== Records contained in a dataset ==
________________________________________
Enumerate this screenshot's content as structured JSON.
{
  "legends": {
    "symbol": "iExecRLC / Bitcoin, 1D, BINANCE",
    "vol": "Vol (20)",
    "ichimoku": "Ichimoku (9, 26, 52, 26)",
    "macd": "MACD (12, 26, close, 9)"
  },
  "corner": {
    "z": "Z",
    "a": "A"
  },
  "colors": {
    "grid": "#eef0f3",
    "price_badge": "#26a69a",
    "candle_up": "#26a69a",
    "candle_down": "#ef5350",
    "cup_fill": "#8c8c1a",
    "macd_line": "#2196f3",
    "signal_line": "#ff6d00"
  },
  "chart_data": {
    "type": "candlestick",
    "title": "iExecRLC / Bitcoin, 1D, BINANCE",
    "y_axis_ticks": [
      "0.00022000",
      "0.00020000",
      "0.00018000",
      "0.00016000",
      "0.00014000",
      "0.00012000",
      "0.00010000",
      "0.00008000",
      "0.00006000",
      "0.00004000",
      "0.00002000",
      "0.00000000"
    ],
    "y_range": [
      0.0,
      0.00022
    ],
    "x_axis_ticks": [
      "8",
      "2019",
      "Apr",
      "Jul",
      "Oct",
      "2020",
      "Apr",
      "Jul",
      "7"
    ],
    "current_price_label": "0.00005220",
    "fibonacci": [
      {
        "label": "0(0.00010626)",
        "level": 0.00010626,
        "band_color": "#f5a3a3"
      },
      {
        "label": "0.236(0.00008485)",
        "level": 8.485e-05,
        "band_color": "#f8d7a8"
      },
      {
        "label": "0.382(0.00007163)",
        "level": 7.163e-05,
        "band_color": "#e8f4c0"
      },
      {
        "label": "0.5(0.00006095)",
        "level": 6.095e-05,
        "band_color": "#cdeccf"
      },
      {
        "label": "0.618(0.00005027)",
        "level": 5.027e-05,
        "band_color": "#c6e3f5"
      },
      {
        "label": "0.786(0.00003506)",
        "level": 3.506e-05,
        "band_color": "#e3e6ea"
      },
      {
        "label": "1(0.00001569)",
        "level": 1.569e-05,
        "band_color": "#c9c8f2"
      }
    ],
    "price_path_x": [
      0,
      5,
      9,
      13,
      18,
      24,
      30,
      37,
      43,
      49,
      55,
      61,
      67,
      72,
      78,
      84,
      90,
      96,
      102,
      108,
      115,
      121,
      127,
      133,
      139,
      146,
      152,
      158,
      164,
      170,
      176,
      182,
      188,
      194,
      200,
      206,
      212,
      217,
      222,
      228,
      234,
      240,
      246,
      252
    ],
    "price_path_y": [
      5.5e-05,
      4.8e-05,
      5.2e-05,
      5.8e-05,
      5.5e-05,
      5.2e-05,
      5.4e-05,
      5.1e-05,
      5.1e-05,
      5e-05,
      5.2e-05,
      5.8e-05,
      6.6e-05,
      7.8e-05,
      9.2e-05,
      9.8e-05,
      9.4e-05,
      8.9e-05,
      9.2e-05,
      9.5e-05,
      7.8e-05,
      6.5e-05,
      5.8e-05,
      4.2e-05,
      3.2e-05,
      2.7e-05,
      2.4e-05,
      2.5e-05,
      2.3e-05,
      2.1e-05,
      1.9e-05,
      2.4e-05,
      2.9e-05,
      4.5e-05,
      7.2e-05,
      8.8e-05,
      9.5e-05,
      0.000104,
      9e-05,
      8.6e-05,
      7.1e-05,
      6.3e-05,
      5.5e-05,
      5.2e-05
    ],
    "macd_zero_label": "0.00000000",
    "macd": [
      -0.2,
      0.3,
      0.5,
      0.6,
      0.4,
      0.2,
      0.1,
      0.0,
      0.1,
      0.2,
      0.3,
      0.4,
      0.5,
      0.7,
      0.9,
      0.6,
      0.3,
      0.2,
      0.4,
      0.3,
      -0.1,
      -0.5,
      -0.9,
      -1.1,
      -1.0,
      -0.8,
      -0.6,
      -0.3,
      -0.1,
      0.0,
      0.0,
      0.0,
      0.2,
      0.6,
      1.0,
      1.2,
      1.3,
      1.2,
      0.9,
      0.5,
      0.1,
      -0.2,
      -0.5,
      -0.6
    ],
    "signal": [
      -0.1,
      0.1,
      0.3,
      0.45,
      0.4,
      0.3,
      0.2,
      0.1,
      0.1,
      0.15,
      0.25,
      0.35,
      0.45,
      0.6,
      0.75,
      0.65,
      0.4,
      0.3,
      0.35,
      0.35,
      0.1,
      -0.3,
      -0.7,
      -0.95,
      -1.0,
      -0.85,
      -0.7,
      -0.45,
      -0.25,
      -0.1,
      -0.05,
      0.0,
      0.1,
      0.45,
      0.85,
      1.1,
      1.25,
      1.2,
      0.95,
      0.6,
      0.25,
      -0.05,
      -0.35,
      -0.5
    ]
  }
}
________________________________________
== Instruction ==
Type out the full listing again, exactly as given.

== Full output ==
Enumerate this screenshot's content as structured JSON.
{
  "legends": {
    "symbol": "iExecRLC / Bitcoin, 1D, BINANCE",
    "vol": "Vol (20)",
    "ichimoku": "Ichimoku (9, 26, 52, 26)",
    "macd": "MACD (12, 26, close, 9)"
  },
  "corner": {
    "z": "Z",
    "a": "A"
  },
  "colors": {
    "grid": "#eef0f3",
    "price_badge": "#26a69a",
    "candle_up": "#26a69a",
    "candle_down": "#ef5350",
    "cup_fill": "#8c8c1a",
    "macd_line": "#2196f3",
    "signal_line": "#ff6d00"
  },
  "chart_data": {
    "type": "candlestick",
    "title": "iExecRLC / Bitcoin, 1D, BINANCE",
    "y_axis_ticks": [
      "0.00022000",
      "0.00020000",
      "0.00018000",
      "0.00016000",
      "0.00014000",
      "0.00012000",
      "0.00010000",
      "0.00008000",
      "0.00006000",
      "0.00004000",
      "0.00002000",
      "0.00000000"
    ],
    "y_range": [
      0.0,
      0.00022
    ],
    "x_axis_ticks": [
      "8",
      "2019",
      "Apr",
      "Jul",
      "Oct",
      "2020",
      "Apr",
      "Jul",
      "7"
    ],
    "current_price_label": "0.00005220",
    "fibonacci": [
      {
        "label": "0(0.00010626)",
        "level": 0.00010626,
        "band_color": "#f5a3a3"
      },
      {
        "label": "0.236(0.00008485)",
        "level": 8.485e-05,
        "band_color": "#f8d7a8"
      },
      {
        "label": "0.382(0.00007163)",
        "level": 7.163e-05,
        "band_color": "#e8f4c0"
      },
      {
        "label": "0.5(0.00006095)",
        "level": 6.095e-05,
        "band_color": "#cdeccf"
      },
      {
        "label": "0.618(0.00005027)",
        "level": 5.027e-05,
        "band_color": "#c6e3f5"
      },
      {
        "label": "0.786(0.00003506)",
        "level": 3.506e-05,
        "band_color": "#e3e6ea"
      },
      {
        "label": "1(0.00001569)",
        "level": 1.569e-05,
        "band_color": "#c9c8f2"
      }
    ],
    "price_path_x": [
      0,
      5,
      9,
      13,
      18,
      24,
      30,
      37,
      43,
      49,
      55,
      61,
      67,
      72,
      78,
      84,
      90,
      96,
      102,
      108,
      115,
      121,
      127,
      133,
      139,
      146,
      152,
      158,
      164,
      170,
      176,
      182,
      188,
      194,
      200,
      206,
      212,
      217,
      222,
      228,
      234,
      240,
      246,
      252
    ],
    "price_path_y": [
      5.5e-05,
      4.8e-05,
      5.2e-05,
      5.8e-05,
      5.5e-05,
      5.2e-05,
      5.4e-05,
      5.1e-05,
      5.1e-05,
      5e-05,
      5.2e-05,
      5.8e-05,
      6.6e-05,
      7.8e-05,
      9.2e-05,
      9.8e-05,
      9.4e-05,
      8.9e-05,
      9.2e-05,
      9.5e-05,
      7.8e-05,
      6.5e-05,
      5.8e-05,
      4.2e-05,
      3.2e-05,
      2.7e-05,
      2.4e-05,
      2.5e-05,
      2.3e-05,
      2.1e-05,
      1.9e-05,
      2.4e-05,
      2.9e-05,
      4.5e-05,
      7.2e-05,
      8.8e-05,
      9.5e-05,
      0.000104,
      9e-05,
      8.6e-05,
      7.1e-05,
      6.3e-05,
      5.5e-05,
      5.2e-05
    ],
    "macd_zero_label": "0.00000000",
    "macd": [
      -0.2,
      0.3,
      0.5,
      0.6,
      0.4,
      0.2,
      0.1,
      0.0,
      0.1,
      0.2,
      0.3,
      0.4,
      0.5,
      0.7,
      0.9,
      0.6,
      0.3,
      0.2,
      0.4,
      0.3,
      -0.1,
      -0.5,
      -0.9,
      -1.1,
      -1.0,
      -0.8,
      -0.6,
      -0.3,
      -0.1,
      0.0,
      0.0,
      0.0,
      0.2,
      0.6,
      1.0,
      1.2,
      1.3,
      1.2,
      0.9,
      0.5,
      0.1,
      -0.2,
      -0.5,
      -0.6
    ],
    "signal": [
      -0.1,
      0.1,
      0.3,
      0.45,
      0.4,
      0.3,
      0.2,
      0.1,
      0.1,
      0.15,
      0.25,
      0.35,
      0.45,
      0.6,
      0.75,
      0.65,
      0.4,
      0.3,
      0.35,
      0.35,
      0.1,
      -0.3,
      -0.7,
      -0.95,
      -1.0,
      -0.85,
      -0.7,
      -0.45,
      -0.25,
      -0.1,
      -0.05,
      0.0,
      0.1,
      0.45,
      0.85,
      1.1,
      1.25,
      1.2,
      0.95,
      0.6,
      0.25,
      -0.05,
      -0.35,
      -0.5
    ]
  }
}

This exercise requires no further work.